» DATA SHOWN:
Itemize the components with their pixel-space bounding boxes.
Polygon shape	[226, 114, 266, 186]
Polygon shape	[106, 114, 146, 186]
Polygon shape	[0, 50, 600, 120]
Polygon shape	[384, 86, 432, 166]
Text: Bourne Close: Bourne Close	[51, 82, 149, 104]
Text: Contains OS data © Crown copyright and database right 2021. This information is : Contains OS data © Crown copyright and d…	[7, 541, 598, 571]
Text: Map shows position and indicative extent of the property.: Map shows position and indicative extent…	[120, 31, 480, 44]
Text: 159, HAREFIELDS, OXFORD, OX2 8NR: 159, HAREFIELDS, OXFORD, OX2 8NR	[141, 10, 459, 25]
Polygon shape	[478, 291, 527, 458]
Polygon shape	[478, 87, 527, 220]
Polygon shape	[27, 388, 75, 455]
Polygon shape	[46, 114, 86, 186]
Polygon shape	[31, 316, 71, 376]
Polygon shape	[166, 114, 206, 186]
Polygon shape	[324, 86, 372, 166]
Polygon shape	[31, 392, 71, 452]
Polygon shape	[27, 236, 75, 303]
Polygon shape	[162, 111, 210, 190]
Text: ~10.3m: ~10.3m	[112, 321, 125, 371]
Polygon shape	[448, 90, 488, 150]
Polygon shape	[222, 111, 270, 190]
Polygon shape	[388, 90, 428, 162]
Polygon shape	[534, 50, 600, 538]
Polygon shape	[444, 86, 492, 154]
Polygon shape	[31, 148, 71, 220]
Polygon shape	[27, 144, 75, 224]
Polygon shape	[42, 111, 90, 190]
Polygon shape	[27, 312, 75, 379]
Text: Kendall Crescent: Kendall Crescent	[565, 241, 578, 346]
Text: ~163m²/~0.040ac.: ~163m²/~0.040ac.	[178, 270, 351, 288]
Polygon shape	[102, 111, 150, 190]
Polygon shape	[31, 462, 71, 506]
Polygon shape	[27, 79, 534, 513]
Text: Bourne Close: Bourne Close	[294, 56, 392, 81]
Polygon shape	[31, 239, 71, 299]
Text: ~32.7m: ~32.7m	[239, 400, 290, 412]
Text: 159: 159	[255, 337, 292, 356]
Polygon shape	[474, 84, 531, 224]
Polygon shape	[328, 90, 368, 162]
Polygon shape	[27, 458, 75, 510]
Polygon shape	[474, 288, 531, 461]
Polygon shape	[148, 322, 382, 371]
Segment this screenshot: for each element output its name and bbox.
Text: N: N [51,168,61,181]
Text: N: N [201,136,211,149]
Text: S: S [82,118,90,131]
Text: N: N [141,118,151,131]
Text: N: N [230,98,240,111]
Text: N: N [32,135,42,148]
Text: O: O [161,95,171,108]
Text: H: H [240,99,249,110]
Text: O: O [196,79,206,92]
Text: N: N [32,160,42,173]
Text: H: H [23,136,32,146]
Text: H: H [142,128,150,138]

» WHAT TO DO: Can you reproduce every entry above line for line, with no changes?

» TASK RESPONSE:
Itemize the components with their pixel-space bounding boxes.
Polygon shape	[226, 114, 266, 186]
Polygon shape	[106, 114, 146, 186]
Polygon shape	[0, 50, 600, 120]
Polygon shape	[384, 86, 432, 166]
Text: Bourne Close: Bourne Close	[51, 82, 149, 104]
Text: Contains OS data © Crown copyright and database right 2021. This information is : Contains OS data © Crown copyright and d…	[7, 541, 598, 571]
Text: Map shows position and indicative extent of the property.: Map shows position and indicative extent…	[120, 31, 480, 44]
Text: 159, HAREFIELDS, OXFORD, OX2 8NR: 159, HAREFIELDS, OXFORD, OX2 8NR	[141, 10, 459, 25]
Polygon shape	[478, 291, 527, 458]
Polygon shape	[478, 87, 527, 220]
Polygon shape	[27, 388, 75, 455]
Polygon shape	[46, 114, 86, 186]
Polygon shape	[31, 316, 71, 376]
Polygon shape	[166, 114, 206, 186]
Polygon shape	[324, 86, 372, 166]
Polygon shape	[31, 392, 71, 452]
Polygon shape	[27, 236, 75, 303]
Polygon shape	[162, 111, 210, 190]
Text: ~10.3m: ~10.3m	[112, 321, 125, 371]
Polygon shape	[448, 90, 488, 150]
Polygon shape	[222, 111, 270, 190]
Polygon shape	[388, 90, 428, 162]
Polygon shape	[534, 50, 600, 538]
Polygon shape	[444, 86, 492, 154]
Polygon shape	[31, 148, 71, 220]
Polygon shape	[27, 144, 75, 224]
Polygon shape	[42, 111, 90, 190]
Polygon shape	[27, 312, 75, 379]
Text: Kendall Crescent: Kendall Crescent	[565, 241, 578, 346]
Text: ~163m²/~0.040ac.: ~163m²/~0.040ac.	[178, 270, 351, 288]
Polygon shape	[102, 111, 150, 190]
Polygon shape	[31, 462, 71, 506]
Polygon shape	[27, 79, 534, 513]
Text: Bourne Close: Bourne Close	[294, 56, 392, 81]
Polygon shape	[31, 239, 71, 299]
Text: ~32.7m: ~32.7m	[239, 400, 290, 412]
Text: 159: 159	[255, 337, 292, 356]
Polygon shape	[474, 84, 531, 224]
Polygon shape	[328, 90, 368, 162]
Polygon shape	[27, 458, 75, 510]
Polygon shape	[474, 288, 531, 461]
Polygon shape	[148, 322, 382, 371]
Segment this screenshot: for each element output its name and bbox.
Text: N: N [51,168,61,181]
Text: N: N [201,136,211,149]
Text: S: S [82,118,90,131]
Text: N: N [141,118,151,131]
Text: N: N [230,98,240,111]
Text: N: N [32,135,42,148]
Text: O: O [161,95,171,108]
Text: H: H [240,99,249,110]
Text: O: O [196,79,206,92]
Text: N: N [32,160,42,173]
Text: H: H [23,136,32,146]
Text: H: H [142,128,150,138]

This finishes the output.